The line containing "Parse this screenshot: output" marks the start; return it and every line after it in the listing below, exactly, through the last.

====== STORED ROWS ======

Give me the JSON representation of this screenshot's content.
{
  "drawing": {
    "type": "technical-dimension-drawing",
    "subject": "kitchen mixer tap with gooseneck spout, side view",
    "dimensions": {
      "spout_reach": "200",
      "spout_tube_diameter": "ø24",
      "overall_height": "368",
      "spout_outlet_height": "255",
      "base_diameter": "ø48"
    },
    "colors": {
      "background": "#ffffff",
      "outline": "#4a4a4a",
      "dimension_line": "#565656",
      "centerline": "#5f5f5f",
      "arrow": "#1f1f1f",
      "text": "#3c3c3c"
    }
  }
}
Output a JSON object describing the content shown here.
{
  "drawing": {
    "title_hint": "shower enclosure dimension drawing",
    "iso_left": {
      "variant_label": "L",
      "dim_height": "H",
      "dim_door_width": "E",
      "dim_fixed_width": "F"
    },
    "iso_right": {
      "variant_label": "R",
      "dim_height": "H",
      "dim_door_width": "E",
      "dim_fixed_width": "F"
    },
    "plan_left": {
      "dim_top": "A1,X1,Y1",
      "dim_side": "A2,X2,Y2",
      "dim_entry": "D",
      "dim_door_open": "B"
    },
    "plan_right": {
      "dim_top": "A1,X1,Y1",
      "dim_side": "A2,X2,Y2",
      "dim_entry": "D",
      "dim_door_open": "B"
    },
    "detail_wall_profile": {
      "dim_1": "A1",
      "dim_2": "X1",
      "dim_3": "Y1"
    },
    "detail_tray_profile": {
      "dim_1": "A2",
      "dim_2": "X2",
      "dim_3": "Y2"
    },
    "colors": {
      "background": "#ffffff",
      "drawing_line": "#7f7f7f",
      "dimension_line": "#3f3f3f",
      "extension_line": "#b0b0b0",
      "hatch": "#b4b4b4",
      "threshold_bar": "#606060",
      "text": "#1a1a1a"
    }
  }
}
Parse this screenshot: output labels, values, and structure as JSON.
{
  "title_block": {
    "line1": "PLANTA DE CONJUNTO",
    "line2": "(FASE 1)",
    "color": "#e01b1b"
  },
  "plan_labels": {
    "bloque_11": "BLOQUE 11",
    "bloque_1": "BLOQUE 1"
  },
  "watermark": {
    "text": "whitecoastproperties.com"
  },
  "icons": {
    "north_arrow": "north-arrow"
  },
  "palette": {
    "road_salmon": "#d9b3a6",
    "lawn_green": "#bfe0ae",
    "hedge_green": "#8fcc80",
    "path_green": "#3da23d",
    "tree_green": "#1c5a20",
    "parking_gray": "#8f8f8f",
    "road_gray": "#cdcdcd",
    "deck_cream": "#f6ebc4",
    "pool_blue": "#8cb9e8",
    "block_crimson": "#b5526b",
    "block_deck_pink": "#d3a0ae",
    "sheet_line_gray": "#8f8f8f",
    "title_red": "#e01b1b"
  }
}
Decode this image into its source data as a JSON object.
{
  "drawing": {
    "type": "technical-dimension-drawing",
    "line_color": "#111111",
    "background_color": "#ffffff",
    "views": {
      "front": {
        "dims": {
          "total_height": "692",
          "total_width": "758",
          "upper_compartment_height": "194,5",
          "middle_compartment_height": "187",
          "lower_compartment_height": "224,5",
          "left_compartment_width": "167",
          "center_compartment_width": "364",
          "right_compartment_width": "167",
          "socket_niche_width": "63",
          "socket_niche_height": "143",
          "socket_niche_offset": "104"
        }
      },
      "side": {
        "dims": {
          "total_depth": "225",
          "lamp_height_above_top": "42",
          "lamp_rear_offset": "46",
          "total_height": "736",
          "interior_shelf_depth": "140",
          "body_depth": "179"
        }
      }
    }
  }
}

======

**FULL SOLUTION**.
Parse this screenshot: output labels, values, and structure as JSON.
{
  "title_block": {
    "line1": "PLANTA DE CONJUNTO",
    "line2": "(FASE 1)",
    "color": "#e01b1b"
  },
  "plan_labels": {
    "bloque_11": "BLOQUE 11",
    "bloque_1": "BLOQUE 1"
  },
  "watermark": {
    "text": "whitecoastproperties.com"
  },
  "icons": {
    "north_arrow": "north-arrow"
  },
  "palette": {
    "road_salmon": "#d9b3a6",
    "lawn_green": "#bfe0ae",
    "hedge_green": "#8fcc80",
    "path_green": "#3da23d",
    "tree_green": "#1c5a20",
    "parking_gray": "#8f8f8f",
    "road_gray": "#cdcdcd",
    "deck_cream": "#f6ebc4",
    "pool_blue": "#8cb9e8",
    "block_crimson": "#b5526b",
    "block_deck_pink": "#d3a0ae",
    "sheet_line_gray": "#8f8f8f",
    "title_red": "#e01b1b"
  }
}
Decode this image into its source data as a JSON object.
{
  "drawing": {
    "type": "technical-dimension-drawing",
    "line_color": "#111111",
    "background_color": "#ffffff",
    "views": {
      "front": {
        "dims": {
          "total_height": "692",
          "total_width": "758",
          "upper_compartment_height": "194,5",
          "middle_compartment_height": "187",
          "lower_compartment_height": "224,5",
          "left_compartment_width": "167",
          "center_compartment_width": "364",
          "right_compartment_width": "167",
          "socket_niche_width": "63",
          "socket_niche_height": "143",
          "socket_niche_offset": "104"
        }
      },
      "side": {
        "dims": {
          "total_depth": "225",
          "lamp_height_above_top": "42",
          "lamp_rear_offset": "46",
          "total_height": "736",
          "interior_shelf_depth": "140",
          "body_depth": "179"
        }
      }
    }
  }
}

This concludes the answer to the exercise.